> _Given problem_
Track down each line that has the word "this" and copy it.

> _Supplied records_
★ ★ ★ ★ ★

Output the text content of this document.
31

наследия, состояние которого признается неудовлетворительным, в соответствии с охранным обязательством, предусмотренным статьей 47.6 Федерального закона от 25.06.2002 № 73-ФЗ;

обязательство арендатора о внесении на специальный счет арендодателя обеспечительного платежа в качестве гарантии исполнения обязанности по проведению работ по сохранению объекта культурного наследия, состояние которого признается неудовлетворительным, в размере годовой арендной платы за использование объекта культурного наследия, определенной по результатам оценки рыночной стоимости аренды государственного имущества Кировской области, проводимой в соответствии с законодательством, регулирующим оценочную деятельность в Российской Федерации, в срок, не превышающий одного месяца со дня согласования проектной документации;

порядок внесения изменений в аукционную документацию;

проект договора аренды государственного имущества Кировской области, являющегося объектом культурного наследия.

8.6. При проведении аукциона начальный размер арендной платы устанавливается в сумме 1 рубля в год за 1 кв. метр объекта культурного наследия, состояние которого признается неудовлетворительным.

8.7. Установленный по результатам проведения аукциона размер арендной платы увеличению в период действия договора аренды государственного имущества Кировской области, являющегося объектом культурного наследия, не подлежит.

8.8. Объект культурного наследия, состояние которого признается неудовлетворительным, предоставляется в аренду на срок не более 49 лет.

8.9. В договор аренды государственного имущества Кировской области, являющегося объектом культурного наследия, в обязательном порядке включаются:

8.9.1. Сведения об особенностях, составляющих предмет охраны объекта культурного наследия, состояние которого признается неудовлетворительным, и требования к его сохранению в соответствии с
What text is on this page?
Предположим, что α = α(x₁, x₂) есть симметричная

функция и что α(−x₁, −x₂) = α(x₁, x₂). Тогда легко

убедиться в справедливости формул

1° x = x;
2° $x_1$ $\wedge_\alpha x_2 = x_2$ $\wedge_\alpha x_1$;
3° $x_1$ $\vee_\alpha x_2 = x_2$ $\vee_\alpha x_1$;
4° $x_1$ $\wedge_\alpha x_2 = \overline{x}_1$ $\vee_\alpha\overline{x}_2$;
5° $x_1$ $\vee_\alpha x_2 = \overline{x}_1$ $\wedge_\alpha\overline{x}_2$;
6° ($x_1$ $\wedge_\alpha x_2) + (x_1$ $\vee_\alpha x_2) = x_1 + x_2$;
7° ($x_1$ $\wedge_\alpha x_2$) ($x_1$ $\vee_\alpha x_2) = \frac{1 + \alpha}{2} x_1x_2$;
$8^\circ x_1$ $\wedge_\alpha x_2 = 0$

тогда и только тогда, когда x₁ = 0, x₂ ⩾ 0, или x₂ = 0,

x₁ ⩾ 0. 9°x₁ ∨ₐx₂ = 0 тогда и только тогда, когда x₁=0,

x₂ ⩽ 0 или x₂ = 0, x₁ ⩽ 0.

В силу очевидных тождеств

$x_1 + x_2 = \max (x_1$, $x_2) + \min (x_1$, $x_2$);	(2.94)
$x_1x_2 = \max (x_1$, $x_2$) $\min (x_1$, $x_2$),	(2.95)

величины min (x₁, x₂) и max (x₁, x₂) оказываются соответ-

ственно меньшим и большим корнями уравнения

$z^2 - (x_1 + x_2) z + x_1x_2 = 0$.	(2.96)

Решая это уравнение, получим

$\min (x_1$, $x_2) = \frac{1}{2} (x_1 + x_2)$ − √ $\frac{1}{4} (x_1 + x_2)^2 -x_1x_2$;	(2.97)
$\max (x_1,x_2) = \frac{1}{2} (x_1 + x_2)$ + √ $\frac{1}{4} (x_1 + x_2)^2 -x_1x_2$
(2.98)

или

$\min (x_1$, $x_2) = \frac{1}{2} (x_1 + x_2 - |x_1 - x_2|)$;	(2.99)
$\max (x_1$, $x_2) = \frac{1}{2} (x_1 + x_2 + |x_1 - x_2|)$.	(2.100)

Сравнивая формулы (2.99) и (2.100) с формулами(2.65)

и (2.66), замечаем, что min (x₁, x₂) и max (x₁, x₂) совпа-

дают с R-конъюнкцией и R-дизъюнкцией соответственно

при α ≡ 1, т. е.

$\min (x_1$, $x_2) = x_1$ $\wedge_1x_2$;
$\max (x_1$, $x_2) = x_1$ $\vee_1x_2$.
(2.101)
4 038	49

★ ★ ★ ★ ★

> _Worked solution_
Output the text content of this document.
What text is on this page?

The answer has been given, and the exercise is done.